| Work to do |
Work out how many lines hold the string "heures". Give that number and nothing more.

(Dataset items)
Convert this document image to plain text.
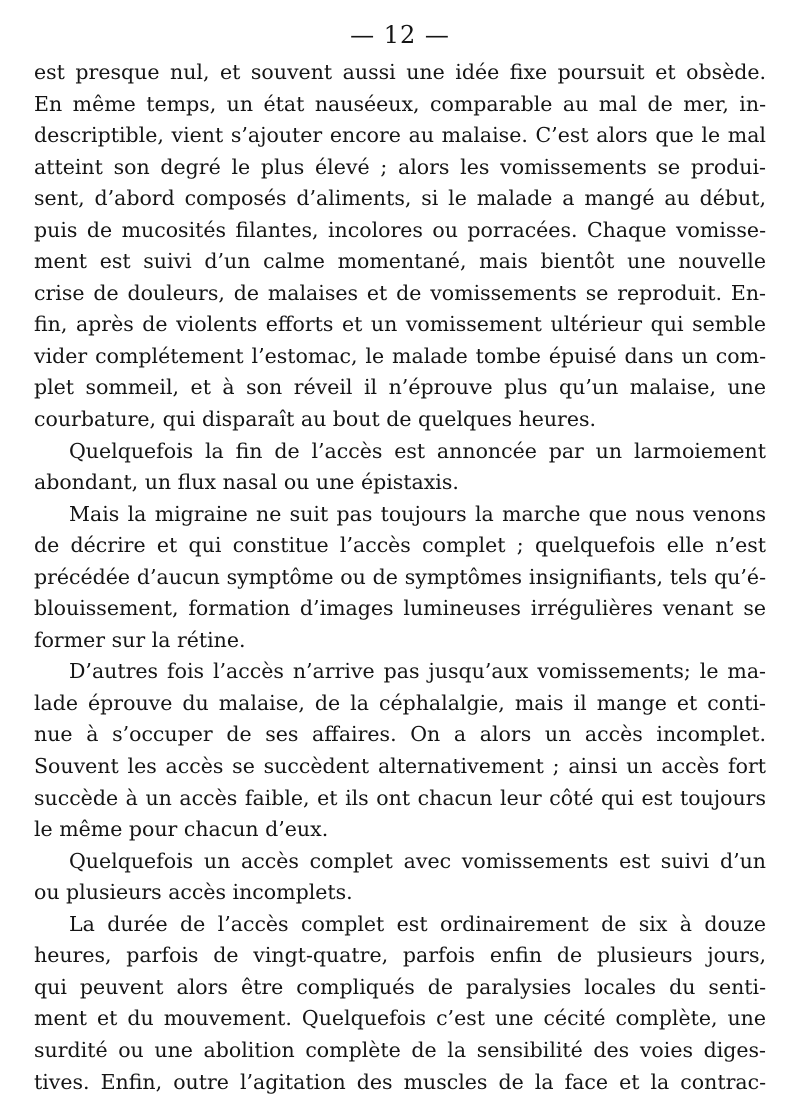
— 12 —
est presque nul, et souvent aussi une idée fixe poursuit et obsède.
En même temps, un état nauséeux, comparable au mal de mer, in-
descriptible, vient s’ajouter encore au malaise. C’est alors que le mal
atteint son degré le plus élevé ; alors les vomissements se produi-
sent, d’abord composés d’aliments, si le malade a mangé au début,
puis de mucosités filantes, incolores ou porracées. Chaque vomisse-
ment est suivi d’un calme momentané, mais bientôt une nouvelle
crise de douleurs, de malaises et de vomissements se reproduit. En-
fin, après de violents efforts et un vomissement ultérieur qui semble
vider complétement l’estomac, le malade tombe épuisé dans un com-
plet sommeil, et à son réveil il n’éprouve plus qu’un malaise, une
courbature, qui disparaît au bout de quelques heures.
Quelquefois la fin de l’accès est annoncée par un larmoiement
abondant, un flux nasal ou une épistaxis.
Mais la migraine ne suit pas toujours la marche que nous venons
de décrire et qui constitue l’accès complet ; quelquefois elle n’est
précédée d’aucun symptôme ou de symptômes insignifiants, tels qu’é-
blouissement, formation d’images lumineuses irrégulières venant se
former sur la rétine.
D’autres fois l’accès n’arrive pas jusqu’aux vomissements; le ma-
lade éprouve du malaise, de la céphalalgie, mais il mange et conti-
nue à s’occuper de ses affaires. On a alors un accès incomplet.
Souvent les accès se succèdent alternativement ; ainsi un accès fort
succède à un accès faible, et ils ont chacun leur côté qui est toujours
le même pour chacun d’eux.
Quelquefois un accès complet avec vomissements est suivi d’un
ou plusieurs accès incomplets.
La durée de l’accès complet est ordinairement de six à douze
heures, parfois de vingt-quatre, parfois enfin de plusieurs jours,
qui peuvent alors être compliqués de paralysies locales du senti-
ment et du mouvement. Quelquefois c’est une cécité complète, une
surdité ou une abolition complète de la sensibilité des voies diges-
tives. Enfin, outre l’agitation des muscles de la face et la contrac-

| Problem solution |
2